--- Exercise prompt ---
Extract the complete data exactly as given.

--- Recorded data ---
┌──

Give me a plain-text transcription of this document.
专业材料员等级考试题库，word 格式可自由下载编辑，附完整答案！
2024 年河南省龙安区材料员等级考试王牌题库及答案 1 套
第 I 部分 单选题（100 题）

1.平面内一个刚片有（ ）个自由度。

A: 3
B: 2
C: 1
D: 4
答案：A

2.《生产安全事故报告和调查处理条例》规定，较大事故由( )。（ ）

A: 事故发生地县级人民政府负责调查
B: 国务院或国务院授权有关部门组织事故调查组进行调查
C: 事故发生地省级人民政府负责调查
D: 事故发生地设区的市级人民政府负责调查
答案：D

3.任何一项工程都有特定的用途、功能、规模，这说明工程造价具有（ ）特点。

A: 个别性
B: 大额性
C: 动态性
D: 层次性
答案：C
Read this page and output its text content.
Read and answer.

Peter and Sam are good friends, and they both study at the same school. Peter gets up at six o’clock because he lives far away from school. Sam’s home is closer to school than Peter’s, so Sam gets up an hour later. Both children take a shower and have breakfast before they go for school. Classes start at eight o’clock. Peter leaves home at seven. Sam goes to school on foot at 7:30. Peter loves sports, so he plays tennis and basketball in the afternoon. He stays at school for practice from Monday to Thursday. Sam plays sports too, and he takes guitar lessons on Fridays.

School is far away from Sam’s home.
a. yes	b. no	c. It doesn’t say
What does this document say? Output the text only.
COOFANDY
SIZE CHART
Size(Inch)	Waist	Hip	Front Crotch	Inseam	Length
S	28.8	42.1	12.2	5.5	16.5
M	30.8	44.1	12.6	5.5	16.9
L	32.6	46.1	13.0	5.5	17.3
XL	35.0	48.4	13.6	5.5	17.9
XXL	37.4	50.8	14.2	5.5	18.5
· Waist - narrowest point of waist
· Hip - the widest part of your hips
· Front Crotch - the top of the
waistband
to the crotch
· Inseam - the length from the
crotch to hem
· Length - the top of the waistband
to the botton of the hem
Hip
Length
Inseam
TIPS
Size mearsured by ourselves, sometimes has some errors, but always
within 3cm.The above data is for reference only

└──

--- Response for this exercise ---
Give me a plain-text transcription of this document.
专业材料员等级考试题库，word 格式可自由下载编辑，附完整答案！
2024 年河南省龙安区材料员等级考试王牌题库及答案 1 套
第 I 部分 单选题（100 题）

1.平面内一个刚片有（ ）个自由度。

A: 3
B: 2
C: 1
D: 4
答案：A

2.《生产安全事故报告和调查处理条例》规定，较大事故由( )。（ ）

A: 事故发生地县级人民政府负责调查
B: 国务院或国务院授权有关部门组织事故调查组进行调查
C: 事故发生地省级人民政府负责调查
D: 事故发生地设区的市级人民政府负责调查
答案：D

3.任何一项工程都有特定的用途、功能、规模，这说明工程造价具有（ ）特点。

A: 个别性
B: 大额性
C: 动态性
D: 层次性
答案：C
Read this page and output its text content.
Read and answer.

Peter and Sam are good friends, and they both study at the same school. Peter gets up at six o’clock because he lives far away from school. Sam’s home is closer to school than Peter’s, so Sam gets up an hour later. Both children take a shower and have breakfast before they go for school. Classes start at eight o’clock. Peter leaves home at seven. Sam goes to school on foot at 7:30. Peter loves sports, so he plays tennis and basketball in the afternoon. He stays at school for practice from Monday to Thursday. Sam plays sports too, and he takes guitar lessons on Fridays.

School is far away from Sam’s home.
a. yes	b. no	c. It doesn’t say
What does this document say? Output the text only.
COOFANDY
SIZE CHART
Size(Inch)	Waist	Hip	Front Crotch	Inseam	Length
S	28.8	42.1	12.2	5.5	16.5
M	30.8	44.1	12.6	5.5	16.9
L	32.6	46.1	13.0	5.5	17.3
XL	35.0	48.4	13.6	5.5	17.9
XXL	37.4	50.8	14.2	5.5	18.5
· Waist - narrowest point of waist
· Hip - the widest part of your hips
· Front Crotch - the top of the
waistband
to the crotch
· Inseam - the length from the
crotch to hem
· Length - the top of the waistband
to the botton of the hem
Hip
Length
Inseam
TIPS
Size mearsured by ourselves, sometimes has some errors, but always
within 3cm.The above data is for reference only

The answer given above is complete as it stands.